= Task to complete =
Identify each line below containing the string "composto" and copy it.

= Material for the task =

# # #

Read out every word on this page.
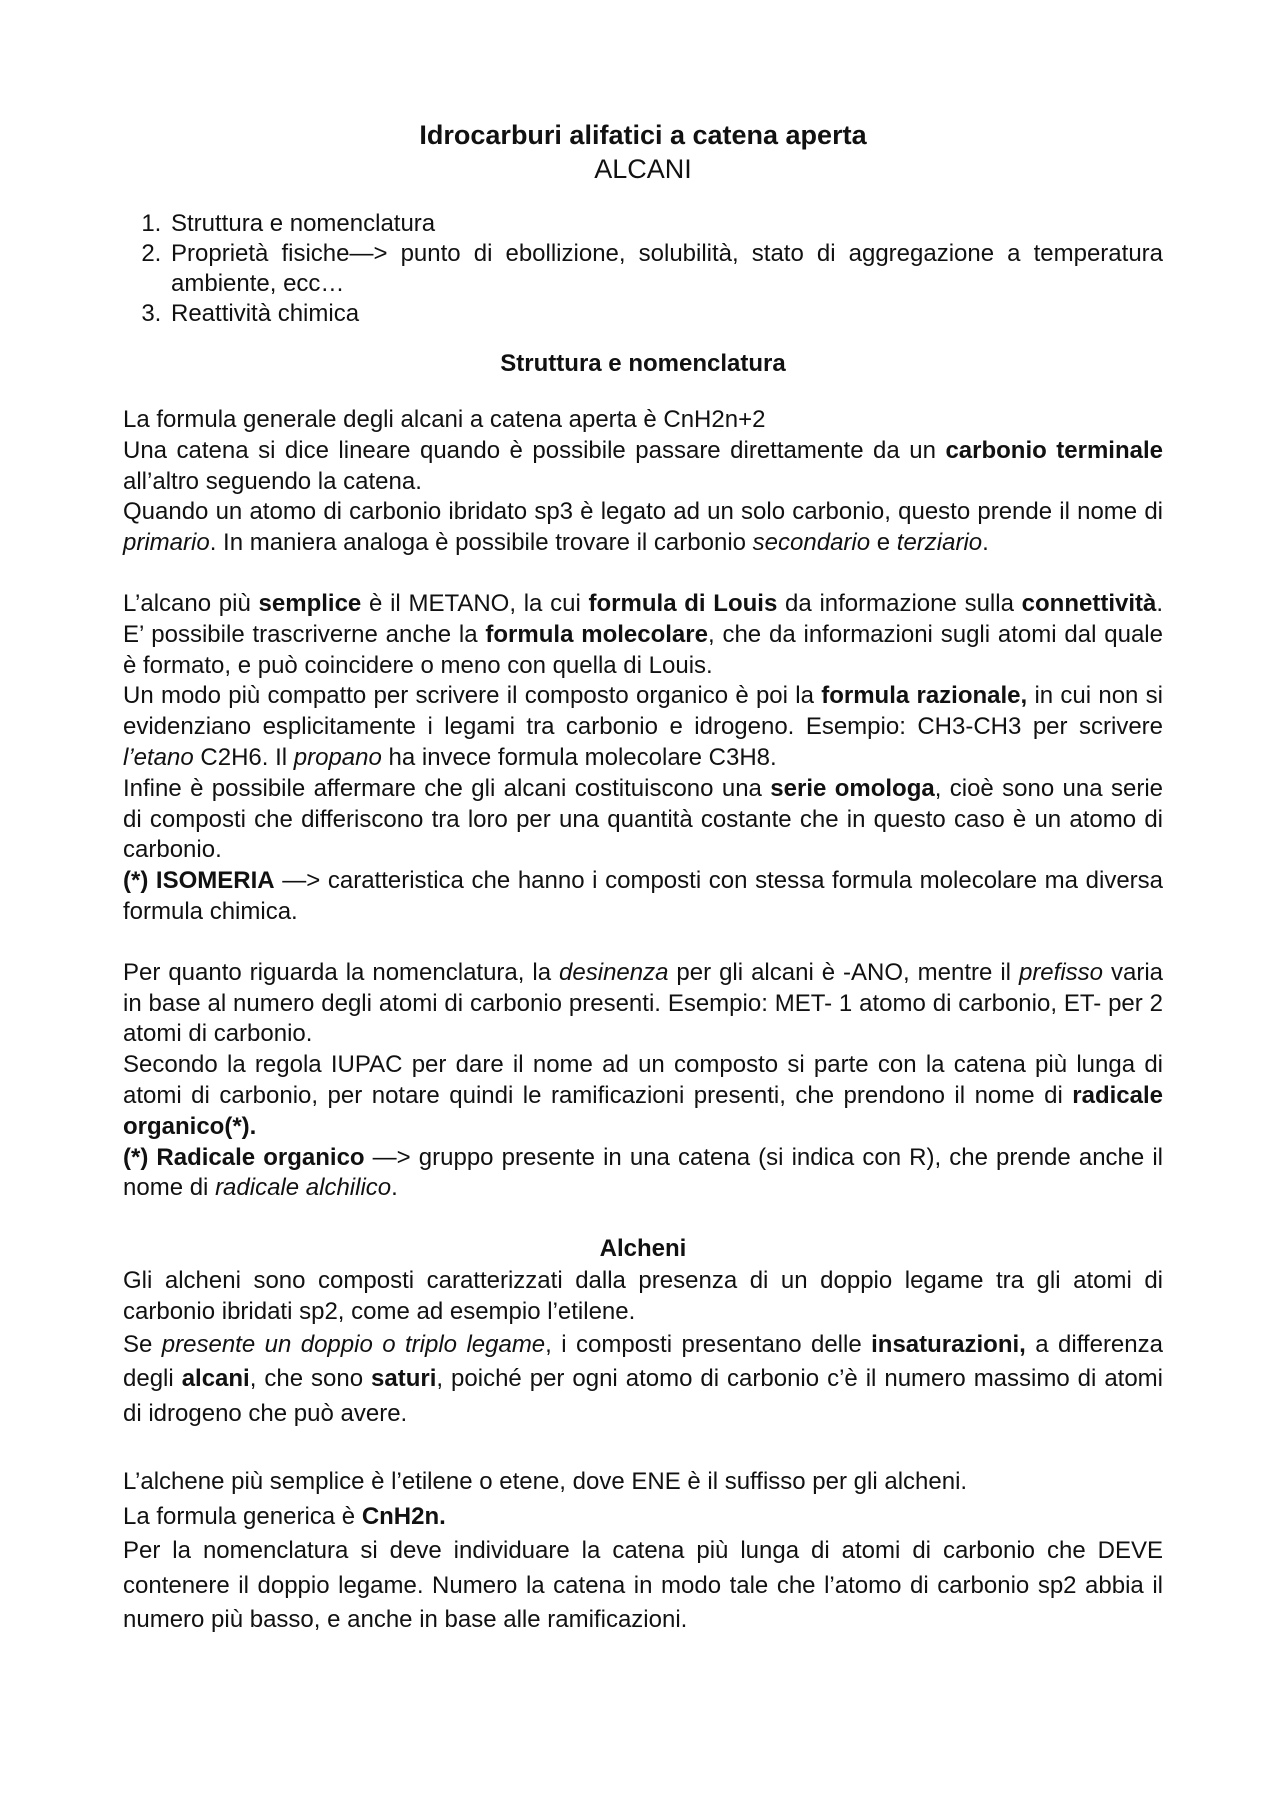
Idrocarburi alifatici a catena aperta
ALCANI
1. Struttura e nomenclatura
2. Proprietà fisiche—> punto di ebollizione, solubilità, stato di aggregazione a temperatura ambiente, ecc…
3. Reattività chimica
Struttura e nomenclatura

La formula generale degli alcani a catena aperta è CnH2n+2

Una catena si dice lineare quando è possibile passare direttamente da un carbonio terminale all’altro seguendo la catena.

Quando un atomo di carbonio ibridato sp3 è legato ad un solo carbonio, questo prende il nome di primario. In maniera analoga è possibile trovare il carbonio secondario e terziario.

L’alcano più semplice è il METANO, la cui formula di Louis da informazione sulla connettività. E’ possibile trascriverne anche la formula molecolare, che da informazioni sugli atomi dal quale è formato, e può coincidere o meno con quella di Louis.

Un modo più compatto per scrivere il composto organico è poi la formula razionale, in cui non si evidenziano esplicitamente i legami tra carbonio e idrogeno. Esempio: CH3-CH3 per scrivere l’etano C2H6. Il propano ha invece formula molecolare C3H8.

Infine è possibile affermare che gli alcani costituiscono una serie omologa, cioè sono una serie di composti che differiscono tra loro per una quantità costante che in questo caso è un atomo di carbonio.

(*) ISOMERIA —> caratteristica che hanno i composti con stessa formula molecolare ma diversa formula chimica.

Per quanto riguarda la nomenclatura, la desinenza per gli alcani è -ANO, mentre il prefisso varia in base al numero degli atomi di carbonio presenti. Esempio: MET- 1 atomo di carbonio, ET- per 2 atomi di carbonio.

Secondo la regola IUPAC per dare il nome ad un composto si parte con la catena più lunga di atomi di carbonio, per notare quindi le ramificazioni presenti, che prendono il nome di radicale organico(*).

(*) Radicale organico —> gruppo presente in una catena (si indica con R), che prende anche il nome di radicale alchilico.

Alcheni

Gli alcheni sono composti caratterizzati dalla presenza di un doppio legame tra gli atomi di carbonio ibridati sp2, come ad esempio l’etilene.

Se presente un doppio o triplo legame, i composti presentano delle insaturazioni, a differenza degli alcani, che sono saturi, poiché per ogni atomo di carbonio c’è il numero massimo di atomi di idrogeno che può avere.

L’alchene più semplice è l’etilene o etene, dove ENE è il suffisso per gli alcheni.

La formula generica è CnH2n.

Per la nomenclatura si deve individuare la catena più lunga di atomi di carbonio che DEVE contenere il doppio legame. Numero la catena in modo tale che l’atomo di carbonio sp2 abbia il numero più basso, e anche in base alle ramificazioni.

# # #

= Written answer =
Un modo più compatto per scrivere il composto organico è poi la formula razionale, in cui non si evidenziano esplicitamente i legami tra carbonio e idrogeno. Esempio: CH3-CH3 per scrivere l’etano C2H6. Il propano ha invece formula molecolare C3H8.
Secondo la regola IUPAC per dare il nome ad un composto si parte con la catena più lunga di atomi di carbonio, per notare quindi le ramificazioni presenti, che prendono il nome di radicale organico(*).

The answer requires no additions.